Records to use:
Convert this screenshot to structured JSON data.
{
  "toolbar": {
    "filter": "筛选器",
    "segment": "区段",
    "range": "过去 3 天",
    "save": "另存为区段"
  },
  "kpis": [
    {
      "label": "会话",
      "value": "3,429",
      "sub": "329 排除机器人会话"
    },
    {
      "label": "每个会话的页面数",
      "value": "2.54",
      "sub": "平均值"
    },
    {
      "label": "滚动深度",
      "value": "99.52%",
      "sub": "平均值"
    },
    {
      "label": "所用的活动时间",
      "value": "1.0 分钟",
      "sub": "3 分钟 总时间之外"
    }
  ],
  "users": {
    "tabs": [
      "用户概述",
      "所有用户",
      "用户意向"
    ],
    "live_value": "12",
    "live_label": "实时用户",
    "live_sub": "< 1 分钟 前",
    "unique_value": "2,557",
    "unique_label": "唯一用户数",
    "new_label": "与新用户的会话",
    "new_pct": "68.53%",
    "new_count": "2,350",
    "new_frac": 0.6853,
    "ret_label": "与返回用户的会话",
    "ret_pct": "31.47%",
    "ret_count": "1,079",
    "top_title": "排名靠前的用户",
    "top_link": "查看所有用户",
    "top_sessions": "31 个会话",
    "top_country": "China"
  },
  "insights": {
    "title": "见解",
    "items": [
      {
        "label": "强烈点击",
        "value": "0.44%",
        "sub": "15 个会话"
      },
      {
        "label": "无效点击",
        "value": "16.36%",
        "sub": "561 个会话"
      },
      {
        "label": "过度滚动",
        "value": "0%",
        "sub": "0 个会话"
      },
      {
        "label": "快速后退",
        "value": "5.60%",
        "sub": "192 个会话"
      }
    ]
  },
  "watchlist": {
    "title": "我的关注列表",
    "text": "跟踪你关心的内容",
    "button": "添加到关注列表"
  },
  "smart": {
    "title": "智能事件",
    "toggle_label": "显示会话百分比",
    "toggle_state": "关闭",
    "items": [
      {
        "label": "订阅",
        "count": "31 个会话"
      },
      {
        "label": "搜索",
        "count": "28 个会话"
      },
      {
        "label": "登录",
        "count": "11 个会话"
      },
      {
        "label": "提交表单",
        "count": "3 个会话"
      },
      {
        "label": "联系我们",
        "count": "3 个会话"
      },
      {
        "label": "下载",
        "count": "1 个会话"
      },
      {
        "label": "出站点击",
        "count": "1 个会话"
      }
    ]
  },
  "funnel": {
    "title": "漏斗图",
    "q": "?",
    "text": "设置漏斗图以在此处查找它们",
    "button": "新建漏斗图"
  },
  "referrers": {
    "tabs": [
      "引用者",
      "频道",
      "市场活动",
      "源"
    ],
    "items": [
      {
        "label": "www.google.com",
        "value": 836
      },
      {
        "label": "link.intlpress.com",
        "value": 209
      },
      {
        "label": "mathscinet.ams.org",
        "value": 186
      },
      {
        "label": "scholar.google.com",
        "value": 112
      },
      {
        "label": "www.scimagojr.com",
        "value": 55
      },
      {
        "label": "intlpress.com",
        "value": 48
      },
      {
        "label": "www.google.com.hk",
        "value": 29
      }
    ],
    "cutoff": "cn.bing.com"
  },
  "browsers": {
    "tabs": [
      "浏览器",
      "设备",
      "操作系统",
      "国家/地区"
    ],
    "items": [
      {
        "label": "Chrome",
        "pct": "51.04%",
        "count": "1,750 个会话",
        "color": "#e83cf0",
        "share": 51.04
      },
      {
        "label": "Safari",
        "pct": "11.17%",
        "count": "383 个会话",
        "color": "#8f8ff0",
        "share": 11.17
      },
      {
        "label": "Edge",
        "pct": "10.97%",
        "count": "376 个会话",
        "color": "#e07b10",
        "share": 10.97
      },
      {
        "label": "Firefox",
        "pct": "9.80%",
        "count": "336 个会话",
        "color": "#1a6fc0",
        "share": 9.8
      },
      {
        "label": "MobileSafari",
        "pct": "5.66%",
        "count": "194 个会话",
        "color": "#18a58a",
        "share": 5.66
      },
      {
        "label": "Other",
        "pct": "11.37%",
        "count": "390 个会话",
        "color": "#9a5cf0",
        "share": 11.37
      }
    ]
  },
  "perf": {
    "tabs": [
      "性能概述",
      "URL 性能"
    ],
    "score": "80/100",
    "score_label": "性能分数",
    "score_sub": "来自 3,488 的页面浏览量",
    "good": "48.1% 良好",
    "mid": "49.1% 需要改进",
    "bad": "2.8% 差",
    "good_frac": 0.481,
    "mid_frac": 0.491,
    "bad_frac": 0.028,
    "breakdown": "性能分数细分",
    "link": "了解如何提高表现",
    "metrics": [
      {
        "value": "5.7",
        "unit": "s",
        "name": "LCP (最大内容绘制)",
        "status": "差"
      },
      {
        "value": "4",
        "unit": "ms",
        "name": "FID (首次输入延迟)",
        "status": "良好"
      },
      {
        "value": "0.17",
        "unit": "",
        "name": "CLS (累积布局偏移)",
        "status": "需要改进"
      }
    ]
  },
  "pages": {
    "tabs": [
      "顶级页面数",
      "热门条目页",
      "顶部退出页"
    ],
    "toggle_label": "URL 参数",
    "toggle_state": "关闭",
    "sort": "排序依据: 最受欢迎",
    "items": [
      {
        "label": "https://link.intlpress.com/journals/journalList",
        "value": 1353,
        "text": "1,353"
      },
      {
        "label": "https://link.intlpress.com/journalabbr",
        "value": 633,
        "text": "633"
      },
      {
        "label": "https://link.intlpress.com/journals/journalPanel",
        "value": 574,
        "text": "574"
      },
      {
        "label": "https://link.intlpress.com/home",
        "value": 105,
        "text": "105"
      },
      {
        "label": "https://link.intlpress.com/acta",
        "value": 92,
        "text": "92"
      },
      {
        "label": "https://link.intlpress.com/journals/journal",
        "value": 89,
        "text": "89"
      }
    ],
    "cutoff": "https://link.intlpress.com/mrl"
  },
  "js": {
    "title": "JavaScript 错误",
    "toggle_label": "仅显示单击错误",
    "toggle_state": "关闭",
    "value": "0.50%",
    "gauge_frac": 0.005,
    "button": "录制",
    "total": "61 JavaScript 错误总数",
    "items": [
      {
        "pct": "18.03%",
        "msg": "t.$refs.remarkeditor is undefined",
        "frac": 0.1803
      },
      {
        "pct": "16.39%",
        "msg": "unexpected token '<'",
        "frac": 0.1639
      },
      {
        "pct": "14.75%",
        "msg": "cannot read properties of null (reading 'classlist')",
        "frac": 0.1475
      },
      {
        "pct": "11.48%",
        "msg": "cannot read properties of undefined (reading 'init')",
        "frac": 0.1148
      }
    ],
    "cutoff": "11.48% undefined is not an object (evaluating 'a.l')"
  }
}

Exercise brief: In this exercise, repeat all entries exactly.

Solution below:
Convert this screenshot to structured JSON data.
{
  "toolbar": {
    "filter": "筛选器",
    "segment": "区段",
    "range": "过去 3 天",
    "save": "另存为区段"
  },
  "kpis": [
    {
      "label": "会话",
      "value": "3,429",
      "sub": "329 排除机器人会话"
    },
    {
      "label": "每个会话的页面数",
      "value": "2.54",
      "sub": "平均值"
    },
    {
      "label": "滚动深度",
      "value": "99.52%",
      "sub": "平均值"
    },
    {
      "label": "所用的活动时间",
      "value": "1.0 分钟",
      "sub": "3 分钟 总时间之外"
    }
  ],
  "users": {
    "tabs": [
      "用户概述",
      "所有用户",
      "用户意向"
    ],
    "live_value": "12",
    "live_label": "实时用户",
    "live_sub": "< 1 分钟 前",
    "unique_value": "2,557",
    "unique_label": "唯一用户数",
    "new_label": "与新用户的会话",
    "new_pct": "68.53%",
    "new_count": "2,350",
    "new_frac": 0.6853,
    "ret_label": "与返回用户的会话",
    "ret_pct": "31.47%",
    "ret_count": "1,079",
    "top_title": "排名靠前的用户",
    "top_link": "查看所有用户",
    "top_sessions": "31 个会话",
    "top_country": "China"
  },
  "insights": {
    "title": "见解",
    "items": [
      {
        "label": "强烈点击",
        "value": "0.44%",
        "sub": "15 个会话"
      },
      {
        "label": "无效点击",
        "value": "16.36%",
        "sub": "561 个会话"
      },
      {
        "label": "过度滚动",
        "value": "0%",
        "sub": "0 个会话"
      },
      {
        "label": "快速后退",
        "value": "5.60%",
        "sub": "192 个会话"
      }
    ]
  },
  "watchlist": {
    "title": "我的关注列表",
    "text": "跟踪你关心的内容",
    "button": "添加到关注列表"
  },
  "smart": {
    "title": "智能事件",
    "toggle_label": "显示会话百分比",
    "toggle_state": "关闭",
    "items": [
      {
        "label": "订阅",
        "count": "31 个会话"
      },
      {
        "label": "搜索",
        "count": "28 个会话"
      },
      {
        "label": "登录",
        "count": "11 个会话"
      },
      {
        "label": "提交表单",
        "count": "3 个会话"
      },
      {
        "label": "联系我们",
        "count": "3 个会话"
      },
      {
        "label": "下载",
        "count": "1 个会话"
      },
      {
        "label": "出站点击",
        "count": "1 个会话"
      }
    ]
  },
  "funnel": {
    "title": "漏斗图",
    "q": "?",
    "text": "设置漏斗图以在此处查找它们",
    "button": "新建漏斗图"
  },
  "referrers": {
    "tabs": [
      "引用者",
      "频道",
      "市场活动",
      "源"
    ],
    "items": [
      {
        "label": "www.google.com",
        "value": 836
      },
      {
        "label": "link.intlpress.com",
        "value": 209
      },
      {
        "label": "mathscinet.ams.org",
        "value": 186
      },
      {
        "label": "scholar.google.com",
        "value": 112
      },
      {
        "label": "www.scimagojr.com",
        "value": 55
      },
      {
        "label": "intlpress.com",
        "value": 48
      },
      {
        "label": "www.google.com.hk",
        "value": 29
      }
    ],
    "cutoff": "cn.bing.com"
  },
  "browsers": {
    "tabs": [
      "浏览器",
      "设备",
      "操作系统",
      "国家/地区"
    ],
    "items": [
      {
        "label": "Chrome",
        "pct": "51.04%",
        "count": "1,750 个会话",
        "color": "#e83cf0",
        "share": 51.04
      },
      {
        "label": "Safari",
        "pct": "11.17%",
        "count": "383 个会话",
        "color": "#8f8ff0",
        "share": 11.17
      },
      {
        "label": "Edge",
        "pct": "10.97%",
        "count": "376 个会话",
        "color": "#e07b10",
        "share": 10.97
      },
      {
        "label": "Firefox",
        "pct": "9.80%",
        "count": "336 个会话",
        "color": "#1a6fc0",
        "share": 9.8
      },
      {
        "label": "MobileSafari",
        "pct": "5.66%",
        "count": "194 个会话",
        "color": "#18a58a",
        "share": 5.66
      },
      {
        "label": "Other",
        "pct": "11.37%",
        "count": "390 个会话",
        "color": "#9a5cf0",
        "share": 11.37
      }
    ]
  },
  "perf": {
    "tabs": [
      "性能概述",
      "URL 性能"
    ],
    "score": "80/100",
    "score_label": "性能分数",
    "score_sub": "来自 3,488 的页面浏览量",
    "good": "48.1% 良好",
    "mid": "49.1% 需要改进",
    "bad": "2.8% 差",
    "good_frac": 0.481,
    "mid_frac": 0.491,
    "bad_frac": 0.028,
    "breakdown": "性能分数细分",
    "link": "了解如何提高表现",
    "metrics": [
      {
        "value": "5.7",
        "unit": "s",
        "name": "LCP (最大内容绘制)",
        "status": "差"
      },
      {
        "value": "4",
        "unit": "ms",
        "name": "FID (首次输入延迟)",
        "status": "良好"
      },
      {
        "value": "0.17",
        "unit": "",
        "name": "CLS (累积布局偏移)",
        "status": "需要改进"
      }
    ]
  },
  "pages": {
    "tabs": [
      "顶级页面数",
      "热门条目页",
      "顶部退出页"
    ],
    "toggle_label": "URL 参数",
    "toggle_state": "关闭",
    "sort": "排序依据: 最受欢迎",
    "items": [
      {
        "label": "https://link.intlpress.com/journals/journalList",
        "value": 1353,
        "text": "1,353"
      },
      {
        "label": "https://link.intlpress.com/journalabbr",
        "value": 633,
        "text": "633"
      },
      {
        "label": "https://link.intlpress.com/journals/journalPanel",
        "value": 574,
        "text": "574"
      },
      {
        "label": "https://link.intlpress.com/home",
        "value": 105,
        "text": "105"
      },
      {
        "label": "https://link.intlpress.com/acta",
        "value": 92,
        "text": "92"
      },
      {
        "label": "https://link.intlpress.com/journals/journal",
        "value": 89,
        "text": "89"
      }
    ],
    "cutoff": "https://link.intlpress.com/mrl"
  },
  "js": {
    "title": "JavaScript 错误",
    "toggle_label": "仅显示单击错误",
    "toggle_state": "关闭",
    "value": "0.50%",
    "gauge_frac": 0.005,
    "button": "录制",
    "total": "61 JavaScript 错误总数",
    "items": [
      {
        "pct": "18.03%",
        "msg": "t.$refs.remarkeditor is undefined",
        "frac": 0.1803
      },
      {
        "pct": "16.39%",
        "msg": "unexpected token '<'",
        "frac": 0.1639
      },
      {
        "pct": "14.75%",
        "msg": "cannot read properties of null (reading 'classlist')",
        "frac": 0.1475
      },
      {
        "pct": "11.48%",
        "msg": "cannot read properties of undefined (reading 'init')",
        "frac": 0.1148
      }
    ],
    "cutoff": "11.48% undefined is not an object (evaluating 'a.l')"
  }
}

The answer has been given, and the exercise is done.